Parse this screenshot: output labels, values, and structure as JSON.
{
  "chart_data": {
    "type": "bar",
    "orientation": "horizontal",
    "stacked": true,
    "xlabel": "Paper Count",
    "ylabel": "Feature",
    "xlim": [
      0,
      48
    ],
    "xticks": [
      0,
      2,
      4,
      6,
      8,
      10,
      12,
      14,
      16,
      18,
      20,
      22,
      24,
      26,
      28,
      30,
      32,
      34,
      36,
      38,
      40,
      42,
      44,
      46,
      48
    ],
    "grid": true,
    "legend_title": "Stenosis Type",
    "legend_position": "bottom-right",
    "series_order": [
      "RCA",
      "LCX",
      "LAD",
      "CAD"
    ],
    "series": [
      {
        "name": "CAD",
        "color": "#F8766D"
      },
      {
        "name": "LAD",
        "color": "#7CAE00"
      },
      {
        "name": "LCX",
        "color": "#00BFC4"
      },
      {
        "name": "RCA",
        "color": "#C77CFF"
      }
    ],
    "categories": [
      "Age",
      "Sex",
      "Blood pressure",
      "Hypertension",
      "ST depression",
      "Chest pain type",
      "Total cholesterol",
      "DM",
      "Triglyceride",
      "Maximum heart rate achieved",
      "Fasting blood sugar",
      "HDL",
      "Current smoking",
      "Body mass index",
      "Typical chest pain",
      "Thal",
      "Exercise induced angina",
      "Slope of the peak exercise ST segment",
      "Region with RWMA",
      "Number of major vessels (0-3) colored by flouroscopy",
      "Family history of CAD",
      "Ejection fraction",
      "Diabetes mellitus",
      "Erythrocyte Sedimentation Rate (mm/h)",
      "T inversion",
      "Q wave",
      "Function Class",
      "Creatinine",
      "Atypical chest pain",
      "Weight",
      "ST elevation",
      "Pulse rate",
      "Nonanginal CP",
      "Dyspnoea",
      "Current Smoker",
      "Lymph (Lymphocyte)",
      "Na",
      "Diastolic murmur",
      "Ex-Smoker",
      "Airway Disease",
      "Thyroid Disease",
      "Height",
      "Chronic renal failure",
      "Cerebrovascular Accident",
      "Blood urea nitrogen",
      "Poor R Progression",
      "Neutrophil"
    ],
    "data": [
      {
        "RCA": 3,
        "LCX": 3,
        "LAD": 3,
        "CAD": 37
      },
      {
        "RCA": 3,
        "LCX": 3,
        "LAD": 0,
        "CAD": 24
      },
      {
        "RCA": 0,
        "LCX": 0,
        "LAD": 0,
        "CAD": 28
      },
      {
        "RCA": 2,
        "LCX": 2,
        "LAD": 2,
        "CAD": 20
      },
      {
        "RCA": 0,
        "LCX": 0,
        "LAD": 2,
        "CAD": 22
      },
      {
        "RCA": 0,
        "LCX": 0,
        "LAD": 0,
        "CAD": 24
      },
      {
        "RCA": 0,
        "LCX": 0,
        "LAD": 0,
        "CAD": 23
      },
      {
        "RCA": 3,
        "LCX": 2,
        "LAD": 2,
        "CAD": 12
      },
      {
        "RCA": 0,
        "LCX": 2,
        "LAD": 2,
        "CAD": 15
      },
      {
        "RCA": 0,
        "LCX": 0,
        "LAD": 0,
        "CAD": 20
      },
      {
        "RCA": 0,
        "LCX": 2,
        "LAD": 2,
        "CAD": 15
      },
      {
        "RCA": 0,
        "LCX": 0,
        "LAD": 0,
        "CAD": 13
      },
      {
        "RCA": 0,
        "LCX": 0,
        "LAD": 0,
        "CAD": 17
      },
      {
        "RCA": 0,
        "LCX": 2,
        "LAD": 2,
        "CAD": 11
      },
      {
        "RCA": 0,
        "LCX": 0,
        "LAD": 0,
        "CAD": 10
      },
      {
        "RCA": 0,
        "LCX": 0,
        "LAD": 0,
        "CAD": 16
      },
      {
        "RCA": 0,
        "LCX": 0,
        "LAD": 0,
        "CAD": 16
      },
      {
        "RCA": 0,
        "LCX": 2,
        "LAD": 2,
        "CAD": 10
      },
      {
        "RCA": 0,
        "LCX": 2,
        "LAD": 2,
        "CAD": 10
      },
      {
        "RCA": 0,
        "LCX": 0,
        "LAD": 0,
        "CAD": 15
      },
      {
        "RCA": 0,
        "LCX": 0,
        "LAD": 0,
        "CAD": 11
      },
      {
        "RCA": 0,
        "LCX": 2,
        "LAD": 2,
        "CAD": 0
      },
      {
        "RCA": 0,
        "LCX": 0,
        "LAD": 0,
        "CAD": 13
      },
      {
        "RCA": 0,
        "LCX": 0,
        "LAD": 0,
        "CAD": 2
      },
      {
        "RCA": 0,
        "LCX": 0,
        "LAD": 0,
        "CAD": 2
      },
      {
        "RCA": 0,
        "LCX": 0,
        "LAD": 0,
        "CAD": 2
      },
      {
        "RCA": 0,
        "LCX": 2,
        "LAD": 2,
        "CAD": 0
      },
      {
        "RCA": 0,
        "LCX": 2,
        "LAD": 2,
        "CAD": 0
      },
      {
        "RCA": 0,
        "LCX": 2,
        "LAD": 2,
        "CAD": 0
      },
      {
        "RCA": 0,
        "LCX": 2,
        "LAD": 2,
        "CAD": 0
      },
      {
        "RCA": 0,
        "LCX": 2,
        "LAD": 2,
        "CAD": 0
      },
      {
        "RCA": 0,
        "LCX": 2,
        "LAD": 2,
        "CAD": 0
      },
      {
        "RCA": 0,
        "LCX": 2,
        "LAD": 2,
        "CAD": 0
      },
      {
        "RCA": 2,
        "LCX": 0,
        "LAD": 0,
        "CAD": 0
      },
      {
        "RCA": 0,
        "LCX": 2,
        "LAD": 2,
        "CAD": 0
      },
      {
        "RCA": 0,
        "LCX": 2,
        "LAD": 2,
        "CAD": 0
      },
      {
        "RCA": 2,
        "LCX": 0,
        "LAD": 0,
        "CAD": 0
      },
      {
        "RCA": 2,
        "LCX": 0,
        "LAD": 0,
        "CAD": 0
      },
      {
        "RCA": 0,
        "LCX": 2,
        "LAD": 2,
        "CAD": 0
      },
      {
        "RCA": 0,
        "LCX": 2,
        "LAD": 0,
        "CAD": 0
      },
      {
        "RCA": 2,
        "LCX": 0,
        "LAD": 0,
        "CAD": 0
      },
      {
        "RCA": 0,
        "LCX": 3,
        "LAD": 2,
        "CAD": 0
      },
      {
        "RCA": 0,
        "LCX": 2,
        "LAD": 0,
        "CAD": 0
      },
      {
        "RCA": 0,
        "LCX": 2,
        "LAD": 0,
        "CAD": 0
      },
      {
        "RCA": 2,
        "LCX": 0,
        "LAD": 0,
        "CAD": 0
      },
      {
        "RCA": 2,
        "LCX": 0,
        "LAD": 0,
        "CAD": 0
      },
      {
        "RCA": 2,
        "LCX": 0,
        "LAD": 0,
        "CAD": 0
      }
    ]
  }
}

==============================

Give all the records again. Match them exactly.

## EXERCISE SOLUTION
Parse this screenshot: output labels, values, and structure as JSON.
{
  "chart_data": {
    "type": "bar",
    "orientation": "horizontal",
    "stacked": true,
    "xlabel": "Paper Count",
    "ylabel": "Feature",
    "xlim": [
      0,
      48
    ],
    "xticks": [
      0,
      2,
      4,
      6,
      8,
      10,
      12,
      14,
      16,
      18,
      20,
      22,
      24,
      26,
      28,
      30,
      32,
      34,
      36,
      38,
      40,
      42,
      44,
      46,
      48
    ],
    "grid": true,
    "legend_title": "Stenosis Type",
    "legend_position": "bottom-right",
    "series_order": [
      "RCA",
      "LCX",
      "LAD",
      "CAD"
    ],
    "series": [
      {
        "name": "CAD",
        "color": "#F8766D"
      },
      {
        "name": "LAD",
        "color": "#7CAE00"
      },
      {
        "name": "LCX",
        "color": "#00BFC4"
      },
      {
        "name": "RCA",
        "color": "#C77CFF"
      }
    ],
    "categories": [
      "Age",
      "Sex",
      "Blood pressure",
      "Hypertension",
      "ST depression",
      "Chest pain type",
      "Total cholesterol",
      "DM",
      "Triglyceride",
      "Maximum heart rate achieved",
      "Fasting blood sugar",
      "HDL",
      "Current smoking",
      "Body mass index",
      "Typical chest pain",
      "Thal",
      "Exercise induced angina",
      "Slope of the peak exercise ST segment",
      "Region with RWMA",
      "Number of major vessels (0-3) colored by flouroscopy",
      "Family history of CAD",
      "Ejection fraction",
      "Diabetes mellitus",
      "Erythrocyte Sedimentation Rate (mm/h)",
      "T inversion",
      "Q wave",
      "Function Class",
      "Creatinine",
      "Atypical chest pain",
      "Weight",
      "ST elevation",
      "Pulse rate",
      "Nonanginal CP",
      "Dyspnoea",
      "Current Smoker",
      "Lymph (Lymphocyte)",
      "Na",
      "Diastolic murmur",
      "Ex-Smoker",
      "Airway Disease",
      "Thyroid Disease",
      "Height",
      "Chronic renal failure",
      "Cerebrovascular Accident",
      "Blood urea nitrogen",
      "Poor R Progression",
      "Neutrophil"
    ],
    "data": [
      {
        "RCA": 3,
        "LCX": 3,
        "LAD": 3,
        "CAD": 37
      },
      {
        "RCA": 3,
        "LCX": 3,
        "LAD": 0,
        "CAD": 24
      },
      {
        "RCA": 0,
        "LCX": 0,
        "LAD": 0,
        "CAD": 28
      },
      {
        "RCA": 2,
        "LCX": 2,
        "LAD": 2,
        "CAD": 20
      },
      {
        "RCA": 0,
        "LCX": 0,
        "LAD": 2,
        "CAD": 22
      },
      {
        "RCA": 0,
        "LCX": 0,
        "LAD": 0,
        "CAD": 24
      },
      {
        "RCA": 0,
        "LCX": 0,
        "LAD": 0,
        "CAD": 23
      },
      {
        "RCA": 3,
        "LCX": 2,
        "LAD": 2,
        "CAD": 12
      },
      {
        "RCA": 0,
        "LCX": 2,
        "LAD": 2,
        "CAD": 15
      },
      {
        "RCA": 0,
        "LCX": 0,
        "LAD": 0,
        "CAD": 20
      },
      {
        "RCA": 0,
        "LCX": 2,
        "LAD": 2,
        "CAD": 15
      },
      {
        "RCA": 0,
        "LCX": 0,
        "LAD": 0,
        "CAD": 13
      },
      {
        "RCA": 0,
        "LCX": 0,
        "LAD": 0,
        "CAD": 17
      },
      {
        "RCA": 0,
        "LCX": 2,
        "LAD": 2,
        "CAD": 11
      },
      {
        "RCA": 0,
        "LCX": 0,
        "LAD": 0,
        "CAD": 10
      },
      {
        "RCA": 0,
        "LCX": 0,
        "LAD": 0,
        "CAD": 16
      },
      {
        "RCA": 0,
        "LCX": 0,
        "LAD": 0,
        "CAD": 16
      },
      {
        "RCA": 0,
        "LCX": 2,
        "LAD": 2,
        "CAD": 10
      },
      {
        "RCA": 0,
        "LCX": 2,
        "LAD": 2,
        "CAD": 10
      },
      {
        "RCA": 0,
        "LCX": 0,
        "LAD": 0,
        "CAD": 15
      },
      {
        "RCA": 0,
        "LCX": 0,
        "LAD": 0,
        "CAD": 11
      },
      {
        "RCA": 0,
        "LCX": 2,
        "LAD": 2,
        "CAD": 0
      },
      {
        "RCA": 0,
        "LCX": 0,
        "LAD": 0,
        "CAD": 13
      },
      {
        "RCA": 0,
        "LCX": 0,
        "LAD": 0,
        "CAD": 2
      },
      {
        "RCA": 0,
        "LCX": 0,
        "LAD": 0,
        "CAD": 2
      },
      {
        "RCA": 0,
        "LCX": 0,
        "LAD": 0,
        "CAD": 2
      },
      {
        "RCA": 0,
        "LCX": 2,
        "LAD": 2,
        "CAD": 0
      },
      {
        "RCA": 0,
        "LCX": 2,
        "LAD": 2,
        "CAD": 0
      },
      {
        "RCA": 0,
        "LCX": 2,
        "LAD": 2,
        "CAD": 0
      },
      {
        "RCA": 0,
        "LCX": 2,
        "LAD": 2,
        "CAD": 0
      },
      {
        "RCA": 0,
        "LCX": 2,
        "LAD": 2,
        "CAD": 0
      },
      {
        "RCA": 0,
        "LCX": 2,
        "LAD": 2,
        "CAD": 0
      },
      {
        "RCA": 0,
        "LCX": 2,
        "LAD": 2,
        "CAD": 0
      },
      {
        "RCA": 2,
        "LCX": 0,
        "LAD": 0,
        "CAD": 0
      },
      {
        "RCA": 0,
        "LCX": 2,
        "LAD": 2,
        "CAD": 0
      },
      {
        "RCA": 0,
        "LCX": 2,
        "LAD": 2,
        "CAD": 0
      },
      {
        "RCA": 2,
        "LCX": 0,
        "LAD": 0,
        "CAD": 0
      },
      {
        "RCA": 2,
        "LCX": 0,
        "LAD": 0,
        "CAD": 0
      },
      {
        "RCA": 0,
        "LCX": 2,
        "LAD": 2,
        "CAD": 0
      },
      {
        "RCA": 0,
        "LCX": 2,
        "LAD": 0,
        "CAD": 0
      },
      {
        "RCA": 2,
        "LCX": 0,
        "LAD": 0,
        "CAD": 0
      },
      {
        "RCA": 0,
        "LCX": 3,
        "LAD": 2,
        "CAD": 0
      },
      {
        "RCA": 0,
        "LCX": 2,
        "LAD": 0,
        "CAD": 0
      },
      {
        "RCA": 0,
        "LCX": 2,
        "LAD": 0,
        "CAD": 0
      },
      {
        "RCA": 2,
        "LCX": 0,
        "LAD": 0,
        "CAD": 0
      },
      {
        "RCA": 2,
        "LCX": 0,
        "LAD": 0,
        "CAD": 0
      },
      {
        "RCA": 2,
        "LCX": 0,
        "LAD": 0,
        "CAD": 0
      }
    ]
  }
}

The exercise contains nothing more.